## Start Given records
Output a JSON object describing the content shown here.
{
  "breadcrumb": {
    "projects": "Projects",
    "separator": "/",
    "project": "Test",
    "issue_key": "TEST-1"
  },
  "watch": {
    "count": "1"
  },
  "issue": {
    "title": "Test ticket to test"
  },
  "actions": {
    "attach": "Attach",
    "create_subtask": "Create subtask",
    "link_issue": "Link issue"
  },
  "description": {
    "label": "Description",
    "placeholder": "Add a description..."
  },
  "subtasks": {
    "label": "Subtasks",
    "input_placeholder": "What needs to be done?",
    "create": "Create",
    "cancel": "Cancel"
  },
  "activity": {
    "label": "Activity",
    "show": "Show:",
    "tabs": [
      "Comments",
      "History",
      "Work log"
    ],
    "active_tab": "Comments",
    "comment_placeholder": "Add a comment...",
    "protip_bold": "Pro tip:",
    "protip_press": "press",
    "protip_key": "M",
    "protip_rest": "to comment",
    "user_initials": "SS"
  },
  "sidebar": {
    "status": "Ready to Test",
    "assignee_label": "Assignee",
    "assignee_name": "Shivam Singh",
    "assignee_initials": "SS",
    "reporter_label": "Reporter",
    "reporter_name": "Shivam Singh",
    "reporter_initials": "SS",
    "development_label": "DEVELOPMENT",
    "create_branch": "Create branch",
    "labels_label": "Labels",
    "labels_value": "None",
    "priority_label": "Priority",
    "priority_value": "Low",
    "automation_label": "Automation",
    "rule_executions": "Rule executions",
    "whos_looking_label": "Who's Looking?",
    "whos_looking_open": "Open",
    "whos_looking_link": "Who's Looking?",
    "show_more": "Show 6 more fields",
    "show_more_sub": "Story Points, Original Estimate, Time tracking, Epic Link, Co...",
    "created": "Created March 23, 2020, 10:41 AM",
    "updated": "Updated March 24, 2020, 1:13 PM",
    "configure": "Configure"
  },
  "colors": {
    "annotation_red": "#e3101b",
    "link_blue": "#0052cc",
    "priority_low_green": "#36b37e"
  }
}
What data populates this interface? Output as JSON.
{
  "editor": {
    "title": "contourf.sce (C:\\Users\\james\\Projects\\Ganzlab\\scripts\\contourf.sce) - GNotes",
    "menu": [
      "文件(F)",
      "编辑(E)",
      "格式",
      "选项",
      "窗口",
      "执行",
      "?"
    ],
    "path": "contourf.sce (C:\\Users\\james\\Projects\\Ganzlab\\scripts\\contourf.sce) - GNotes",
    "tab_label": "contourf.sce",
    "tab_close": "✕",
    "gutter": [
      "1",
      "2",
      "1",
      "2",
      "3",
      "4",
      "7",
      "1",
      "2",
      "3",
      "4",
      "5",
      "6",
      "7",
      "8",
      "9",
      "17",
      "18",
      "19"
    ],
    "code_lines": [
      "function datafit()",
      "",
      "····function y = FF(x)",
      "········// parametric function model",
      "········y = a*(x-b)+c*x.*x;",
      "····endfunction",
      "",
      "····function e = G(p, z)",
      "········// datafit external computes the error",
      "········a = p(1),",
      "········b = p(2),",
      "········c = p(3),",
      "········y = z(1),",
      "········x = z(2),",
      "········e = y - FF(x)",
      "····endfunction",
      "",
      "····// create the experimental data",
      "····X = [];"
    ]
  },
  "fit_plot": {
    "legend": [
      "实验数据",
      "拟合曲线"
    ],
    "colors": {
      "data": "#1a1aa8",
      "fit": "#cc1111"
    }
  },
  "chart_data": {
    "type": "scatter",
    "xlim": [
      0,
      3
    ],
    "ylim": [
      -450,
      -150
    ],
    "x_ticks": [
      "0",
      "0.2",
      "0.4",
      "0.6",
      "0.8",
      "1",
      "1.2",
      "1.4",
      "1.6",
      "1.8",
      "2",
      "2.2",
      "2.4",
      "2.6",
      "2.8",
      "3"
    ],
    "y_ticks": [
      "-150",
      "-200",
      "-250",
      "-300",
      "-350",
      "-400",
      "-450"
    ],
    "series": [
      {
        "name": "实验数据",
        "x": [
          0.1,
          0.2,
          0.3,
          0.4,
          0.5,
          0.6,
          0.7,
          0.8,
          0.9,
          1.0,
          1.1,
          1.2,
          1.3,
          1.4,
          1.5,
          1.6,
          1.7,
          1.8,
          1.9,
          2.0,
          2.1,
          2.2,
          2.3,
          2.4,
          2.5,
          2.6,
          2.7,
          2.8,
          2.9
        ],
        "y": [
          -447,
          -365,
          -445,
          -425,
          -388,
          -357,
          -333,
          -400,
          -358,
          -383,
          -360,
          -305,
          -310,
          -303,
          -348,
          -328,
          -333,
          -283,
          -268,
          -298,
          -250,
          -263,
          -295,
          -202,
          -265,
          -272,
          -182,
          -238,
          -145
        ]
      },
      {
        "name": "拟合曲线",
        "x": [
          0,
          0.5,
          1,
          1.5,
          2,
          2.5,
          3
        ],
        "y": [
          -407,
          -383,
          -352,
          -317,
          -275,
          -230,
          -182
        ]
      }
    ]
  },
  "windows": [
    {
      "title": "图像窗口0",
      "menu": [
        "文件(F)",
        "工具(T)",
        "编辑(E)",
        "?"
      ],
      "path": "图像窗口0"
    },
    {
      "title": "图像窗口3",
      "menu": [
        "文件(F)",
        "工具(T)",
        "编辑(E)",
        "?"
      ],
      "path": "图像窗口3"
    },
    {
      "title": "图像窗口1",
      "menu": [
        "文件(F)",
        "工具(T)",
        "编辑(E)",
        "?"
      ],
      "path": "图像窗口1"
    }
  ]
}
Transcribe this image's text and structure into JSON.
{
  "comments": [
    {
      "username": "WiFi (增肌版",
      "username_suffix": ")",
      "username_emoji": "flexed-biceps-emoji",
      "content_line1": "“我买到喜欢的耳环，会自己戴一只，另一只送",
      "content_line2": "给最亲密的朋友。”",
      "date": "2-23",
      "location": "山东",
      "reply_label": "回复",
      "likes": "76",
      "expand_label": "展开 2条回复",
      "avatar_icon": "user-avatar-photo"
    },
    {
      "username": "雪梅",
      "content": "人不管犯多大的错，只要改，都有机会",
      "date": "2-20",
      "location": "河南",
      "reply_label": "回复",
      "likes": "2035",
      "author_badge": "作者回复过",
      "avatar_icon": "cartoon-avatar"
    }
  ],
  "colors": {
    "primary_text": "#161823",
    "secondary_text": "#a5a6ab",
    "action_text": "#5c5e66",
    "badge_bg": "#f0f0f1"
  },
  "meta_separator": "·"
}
## End Given records
▶ [Aim of the exercise]:
What is the number of lines holding the word "avatar"? State it alone.

▶ [Task output]:
2